• DATASET EXTRACT
━━━━

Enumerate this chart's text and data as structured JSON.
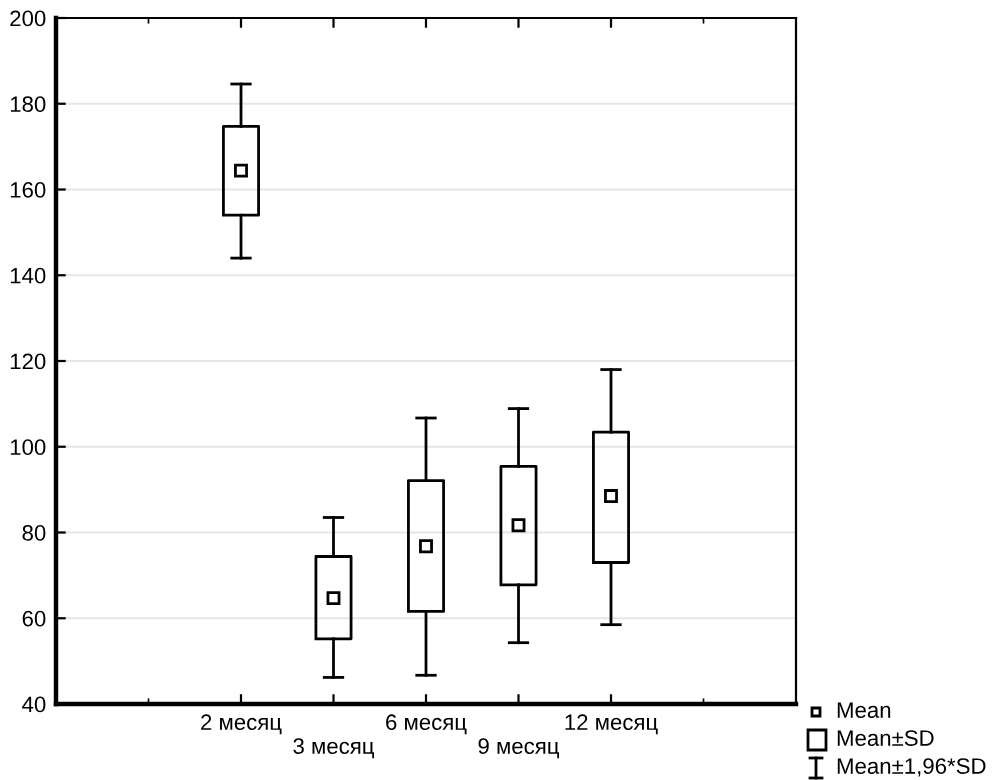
{
  "chart_data": {
    "type": "box",
    "categories": [
      "2 месяц",
      "3 месяц",
      "6 месяц",
      "9 месяц",
      "12 месяц"
    ],
    "boxes": [
      {
        "low": 144,
        "q1": 154,
        "median": 164.4,
        "q3": 174.7,
        "high": 184.6
      },
      {
        "low": 46.2,
        "q1": 55.2,
        "median": 64.7,
        "q3": 74.4,
        "high": 83.5
      },
      {
        "low": 46.7,
        "q1": 61.6,
        "median": 76.8,
        "q3": 92.1,
        "high": 106.7
      },
      {
        "low": 54.3,
        "q1": 67.8,
        "median": 81.7,
        "q3": 95.4,
        "high": 108.9
      },
      {
        "low": 58.5,
        "q1": 73,
        "median": 88.5,
        "q3": 103.4,
        "high": 118
      }
    ],
    "color": "#000000",
    "ylim": [
      40,
      200
    ],
    "yticks": [
      40,
      60,
      80,
      100,
      120,
      140,
      160,
      180,
      200
    ],
    "grid": "y",
    "marker": "square",
    "annotations": [
      "Mean",
      "Mean±SD",
      "Mean±1,96*SD"
    ]
  }
}
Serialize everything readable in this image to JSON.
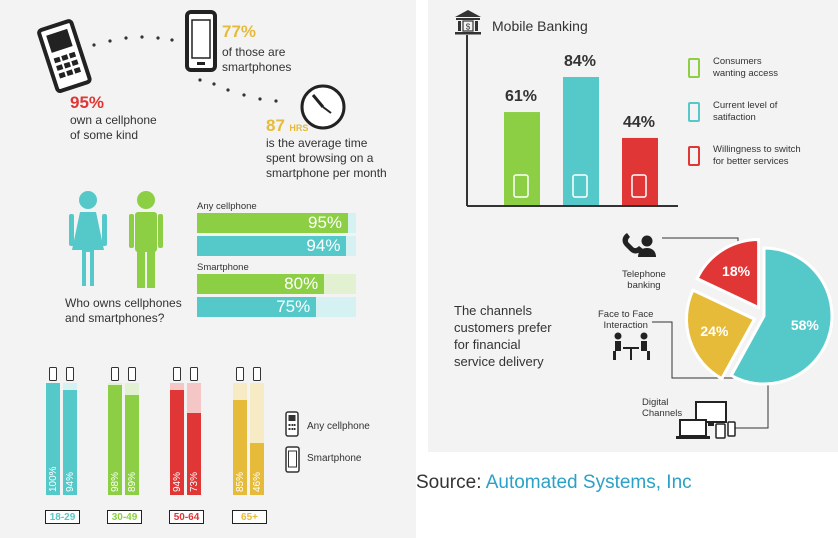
{
  "colors": {
    "teal": "#55c9c9",
    "green": "#8ccf45",
    "red": "#e03636",
    "yellow": "#e6bb3a",
    "teal_light": "#d6f1f1",
    "green_light": "#e2f1d2",
    "red_light": "#f4c6c6",
    "yellow_light": "#f6ebc4"
  },
  "left": {
    "stat1": {
      "value": "95%",
      "text1": "own a cellphone",
      "text2": "of some kind"
    },
    "stat2": {
      "value": "77%",
      "text1": "of those are",
      "text2": "smartphones"
    },
    "stat3": {
      "value": "87",
      "unit": "HRS",
      "text1": "is the average time",
      "text2": "spent browsing on a",
      "text3": "smartphone per month"
    },
    "gender": {
      "question1": "Who owns cellphones",
      "question2": "and smartphones?",
      "any_label": "Any cellphone",
      "smart_label": "Smartphone",
      "bars": [
        {
          "group": "Any cellphone",
          "gender": "female",
          "value": 95,
          "label": "95%"
        },
        {
          "group": "Any cellphone",
          "gender": "male",
          "value": 94,
          "label": "94%"
        },
        {
          "group": "Smartphone",
          "gender": "female",
          "value": 80,
          "label": "80%"
        },
        {
          "group": "Smartphone",
          "gender": "male",
          "value": 75,
          "label": "75%"
        }
      ]
    },
    "age_chart": {
      "legend_any": "Any cellphone",
      "legend_smart": "Smartphone",
      "groups": [
        {
          "age": "18-29",
          "any": 100,
          "smart": 94,
          "any_label": "100%",
          "smart_label": "94%",
          "color": "#55c9c9",
          "light": "#d6f1f1"
        },
        {
          "age": "30-49",
          "any": 98,
          "smart": 89,
          "any_label": "98%",
          "smart_label": "89%",
          "color": "#8ccf45",
          "light": "#e2f1d2"
        },
        {
          "age": "50-64",
          "any": 94,
          "smart": 73,
          "any_label": "94%",
          "smart_label": "73%",
          "color": "#e03636",
          "light": "#f4c6c6"
        },
        {
          "age": "65+",
          "any": 85,
          "smart": 46,
          "any_label": "85%",
          "smart_label": "46%",
          "color": "#e6bb3a",
          "light": "#f6ebc4"
        }
      ]
    }
  },
  "right": {
    "bank_title": "Mobile Banking",
    "bank_bars": [
      {
        "label": "61%",
        "value": 61,
        "color": "#8ccf45",
        "icon": "phone-hand-icon"
      },
      {
        "label": "84%",
        "value": 84,
        "color": "#55c9c9",
        "icon": "thumbs-up-icon"
      },
      {
        "label": "44%",
        "value": 44,
        "color": "#e03636",
        "icon": "exit-arrow-icon"
      }
    ],
    "bank_legend": [
      {
        "l1": "Consumers",
        "l2": "wanting access",
        "icon": "phone-hand-icon",
        "color": "#8ccf45"
      },
      {
        "l1": "Current level of",
        "l2": "satifaction",
        "icon": "thumbs-up-icon",
        "color": "#55c9c9"
      },
      {
        "l1": "Willingness to switch",
        "l2": "for better services",
        "icon": "exit-arrow-icon",
        "color": "#e03636"
      }
    ],
    "channels_l1": "The channels",
    "channels_l2": "customers prefer",
    "channels_l3": "for financial",
    "channels_l4": "service delivery",
    "pie": [
      {
        "label": "58%",
        "value": 58,
        "color": "#55c9c9",
        "name1": "Digital",
        "name2": "Channels"
      },
      {
        "label": "24%",
        "value": 24,
        "color": "#e6bb3a",
        "name1": "Face to Face",
        "name2": "Interaction"
      },
      {
        "label": "18%",
        "value": 18,
        "color": "#e03636",
        "name1": "Telephone",
        "name2": "banking"
      }
    ]
  },
  "source_prefix": "Source: ",
  "source_name": "Automated Systems, Inc"
}
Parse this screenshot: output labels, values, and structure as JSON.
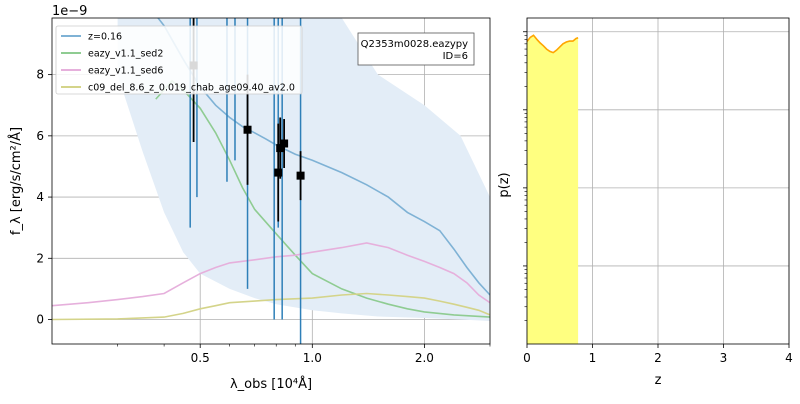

━━━━

• STATED PROBLEM
Copy the listing in full and without alteration, omitting every picture.

• WRITTEN RESPONSE
Enumerate this chart's text and data as structured JSON.
{
  "chart_data": {
    "type": "box",
    "categories": [
      "2 месяц",
      "3 месяц",
      "6 месяц",
      "9 месяц",
      "12 месяц"
    ],
    "boxes": [
      {
        "low": 144,
        "q1": 154,
        "median": 164.4,
        "q3": 174.7,
        "high": 184.6
      },
      {
        "low": 46.2,
        "q1": 55.2,
        "median": 64.7,
        "q3": 74.4,
        "high": 83.5
      },
      {
        "low": 46.7,
        "q1": 61.6,
        "median": 76.8,
        "q3": 92.1,
        "high": 106.7
      },
      {
        "low": 54.3,
        "q1": 67.8,
        "median": 81.7,
        "q3": 95.4,
        "high": 108.9
      },
      {
        "low": 58.5,
        "q1": 73,
        "median": 88.5,
        "q3": 103.4,
        "high": 118
      }
    ],
    "color": "#000000",
    "ylim": [
      40,
      200
    ],
    "yticks": [
      40,
      60,
      80,
      100,
      120,
      140,
      160,
      180,
      200
    ],
    "grid": "y",
    "marker": "square",
    "annotations": [
      "Mean",
      "Mean±SD",
      "Mean±1,96*SD"
    ]
  }
}
Serialize everything readable in this image to JSON.
{
  "colors": {
    "teal": "#55c9c9",
    "green": "#8ccf45",
    "red": "#e03636",
    "yellow": "#e6bb3a",
    "teal_light": "#d6f1f1",
    "green_light": "#e2f1d2",
    "red_light": "#f4c6c6",
    "yellow_light": "#f6ebc4"
  },
  "left": {
    "stat1": {
      "value": "95%",
      "text1": "own a cellphone",
      "text2": "of some kind"
    },
    "stat2": {
      "value": "77%",
      "text1": "of those are",
      "text2": "smartphones"
    },
    "stat3": {
      "value": "87",
      "unit": "HRS",
      "text1": "is the average time",
      "text2": "spent browsing on a",
      "text3": "smartphone per month"
    },
    "gender": {
      "question1": "Who owns cellphones",
      "question2": "and smartphones?",
      "any_label": "Any cellphone",
      "smart_label": "Smartphone",
      "bars": [
        {
          "group": "Any cellphone",
          "gender": "female",
          "value": 95,
          "label": "95%"
        },
        {
          "group": "Any cellphone",
          "gender": "male",
          "value": 94,
          "label": "94%"
        },
        {
          "group": "Smartphone",
          "gender": "female",
          "value": 80,
          "label": "80%"
        },
        {
          "group": "Smartphone",
          "gender": "male",
          "value": 75,
          "label": "75%"
        }
      ]
    },
    "age_chart": {
      "legend_any": "Any cellphone",
      "legend_smart": "Smartphone",
      "groups": [
        {
          "age": "18-29",
          "any": 100,
          "smart": 94,
          "any_label": "100%",
          "smart_label": "94%",
          "color": "#55c9c9",
          "light": "#d6f1f1"
        },
        {
          "age": "30-49",
          "any": 98,
          "smart": 89,
          "any_label": "98%",
          "smart_label": "89%",
          "color": "#8ccf45",
          "light": "#e2f1d2"
        },
        {
          "age": "50-64",
          "any": 94,
          "smart": 73,
          "any_label": "94%",
          "smart_label": "73%",
          "color": "#e03636",
          "light": "#f4c6c6"
        },
        {
          "age": "65+",
          "any": 85,
          "smart": 46,
          "any_label": "85%",
          "smart_label": "46%",
          "color": "#e6bb3a",
          "light": "#f6ebc4"
        }
      ]
    }
  },
  "right": {
    "bank_title": "Mobile Banking",
    "bank_bars": [
      {
        "label": "61%",
        "value": 61,
        "color": "#8ccf45",
        "icon": "phone-hand-icon"
      },
      {
        "label": "84%",
        "value": 84,
        "color": "#55c9c9",
        "icon": "thumbs-up-icon"
      },
      {
        "label": "44%",
        "value": 44,
        "color": "#e03636",
        "icon": "exit-arrow-icon"
      }
    ],
    "bank_legend": [
      {
        "l1": "Consumers",
        "l2": "wanting access",
        "icon": "phone-hand-icon",
        "color": "#8ccf45"
      },
      {
        "l1": "Current level of",
        "l2": "satifaction",
        "icon": "thumbs-up-icon",
        "color": "#55c9c9"
      },
      {
        "l1": "Willingness to switch",
        "l2": "for better services",
        "icon": "exit-arrow-icon",
        "color": "#e03636"
      }
    ],
    "channels_l1": "The channels",
    "channels_l2": "customers prefer",
    "channels_l3": "for financial",
    "channels_l4": "service delivery",
    "pie": [
      {
        "label": "58%",
        "value": 58,
        "color": "#55c9c9",
        "name1": "Digital",
        "name2": "Channels"
      },
      {
        "label": "24%",
        "value": 24,
        "color": "#e6bb3a",
        "name1": "Face to Face",
        "name2": "Interaction"
      },
      {
        "label": "18%",
        "value": 18,
        "color": "#e03636",
        "name1": "Telephone",
        "name2": "banking"
      }
    ]
  },
  "source_prefix": "Source: ",
  "source_name": "Automated Systems, Inc"
}
Parse this screenshot: output labels, values, and structure as JSON.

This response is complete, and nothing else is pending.